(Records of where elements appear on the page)
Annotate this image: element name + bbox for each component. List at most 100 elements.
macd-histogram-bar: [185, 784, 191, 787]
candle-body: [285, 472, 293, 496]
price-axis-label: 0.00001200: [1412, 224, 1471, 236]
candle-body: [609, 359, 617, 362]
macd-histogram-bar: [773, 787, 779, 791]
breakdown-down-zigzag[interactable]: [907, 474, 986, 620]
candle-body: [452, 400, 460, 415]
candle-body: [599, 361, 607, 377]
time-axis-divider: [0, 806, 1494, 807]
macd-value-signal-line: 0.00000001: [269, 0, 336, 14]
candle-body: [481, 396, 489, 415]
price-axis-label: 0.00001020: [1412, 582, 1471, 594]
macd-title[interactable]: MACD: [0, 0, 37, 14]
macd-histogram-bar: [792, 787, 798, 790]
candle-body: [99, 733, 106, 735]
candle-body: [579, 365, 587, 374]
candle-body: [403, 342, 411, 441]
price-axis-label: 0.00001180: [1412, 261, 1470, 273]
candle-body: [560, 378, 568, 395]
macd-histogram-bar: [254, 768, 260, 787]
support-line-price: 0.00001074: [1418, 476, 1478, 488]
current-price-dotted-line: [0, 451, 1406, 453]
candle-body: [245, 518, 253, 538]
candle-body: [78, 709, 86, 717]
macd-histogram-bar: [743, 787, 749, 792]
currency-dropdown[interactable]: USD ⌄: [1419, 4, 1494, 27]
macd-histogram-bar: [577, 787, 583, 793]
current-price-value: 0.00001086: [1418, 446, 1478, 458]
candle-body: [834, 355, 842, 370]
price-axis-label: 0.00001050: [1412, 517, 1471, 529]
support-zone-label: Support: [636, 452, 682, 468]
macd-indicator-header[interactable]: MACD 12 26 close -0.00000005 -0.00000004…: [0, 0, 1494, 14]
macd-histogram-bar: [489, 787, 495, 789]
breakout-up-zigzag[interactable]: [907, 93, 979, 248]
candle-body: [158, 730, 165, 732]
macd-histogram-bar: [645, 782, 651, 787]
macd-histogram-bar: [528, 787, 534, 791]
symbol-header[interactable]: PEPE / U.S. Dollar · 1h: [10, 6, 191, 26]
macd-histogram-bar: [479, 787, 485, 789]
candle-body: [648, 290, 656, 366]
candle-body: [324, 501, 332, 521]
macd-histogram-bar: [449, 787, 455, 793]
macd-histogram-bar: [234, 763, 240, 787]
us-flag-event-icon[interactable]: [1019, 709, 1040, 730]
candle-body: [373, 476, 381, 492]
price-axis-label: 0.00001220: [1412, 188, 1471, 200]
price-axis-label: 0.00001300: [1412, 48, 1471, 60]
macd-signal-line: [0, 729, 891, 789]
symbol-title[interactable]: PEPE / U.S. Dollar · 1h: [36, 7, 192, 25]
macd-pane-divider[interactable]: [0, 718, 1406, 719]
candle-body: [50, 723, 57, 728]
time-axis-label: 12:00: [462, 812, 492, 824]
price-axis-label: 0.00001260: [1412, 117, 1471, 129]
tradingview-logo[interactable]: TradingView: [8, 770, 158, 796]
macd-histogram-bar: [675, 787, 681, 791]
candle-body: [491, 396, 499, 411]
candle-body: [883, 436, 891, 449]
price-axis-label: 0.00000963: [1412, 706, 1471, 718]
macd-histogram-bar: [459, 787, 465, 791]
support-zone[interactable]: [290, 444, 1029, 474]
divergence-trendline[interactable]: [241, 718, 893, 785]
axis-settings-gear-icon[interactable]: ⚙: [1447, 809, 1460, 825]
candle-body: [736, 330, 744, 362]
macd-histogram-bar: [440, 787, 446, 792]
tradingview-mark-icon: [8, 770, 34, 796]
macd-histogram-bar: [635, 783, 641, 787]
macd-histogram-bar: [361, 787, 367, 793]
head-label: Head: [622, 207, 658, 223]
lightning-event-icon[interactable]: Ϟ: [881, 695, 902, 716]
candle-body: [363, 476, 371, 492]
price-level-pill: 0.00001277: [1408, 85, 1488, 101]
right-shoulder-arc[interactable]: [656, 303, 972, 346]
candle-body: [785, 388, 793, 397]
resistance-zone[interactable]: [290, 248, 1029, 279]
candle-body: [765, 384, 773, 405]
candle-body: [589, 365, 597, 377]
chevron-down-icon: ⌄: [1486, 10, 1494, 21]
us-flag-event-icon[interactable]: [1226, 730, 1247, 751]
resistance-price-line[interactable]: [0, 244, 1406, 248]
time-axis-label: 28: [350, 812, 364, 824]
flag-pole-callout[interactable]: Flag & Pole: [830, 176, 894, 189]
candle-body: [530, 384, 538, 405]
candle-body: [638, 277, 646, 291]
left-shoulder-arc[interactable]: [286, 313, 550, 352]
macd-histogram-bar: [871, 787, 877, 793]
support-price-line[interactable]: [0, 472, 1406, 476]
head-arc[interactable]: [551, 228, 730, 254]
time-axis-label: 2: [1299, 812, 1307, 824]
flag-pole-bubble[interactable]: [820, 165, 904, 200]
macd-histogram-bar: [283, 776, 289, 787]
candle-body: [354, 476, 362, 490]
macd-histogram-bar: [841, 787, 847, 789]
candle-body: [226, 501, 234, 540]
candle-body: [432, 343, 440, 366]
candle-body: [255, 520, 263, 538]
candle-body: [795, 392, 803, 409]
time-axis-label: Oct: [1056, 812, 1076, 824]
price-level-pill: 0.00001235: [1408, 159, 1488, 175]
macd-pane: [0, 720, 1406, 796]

* **Set problem**
Gather every line of the material above that contains the string "pole", and copy each one in full. Treat uppercase and lowercase letters as different.

* **Final answer**
flag-pole-callout[interactable]: Flag & Pole: [830, 176, 894, 189]
flag-pole-bubble[interactable]: [820, 165, 904, 200]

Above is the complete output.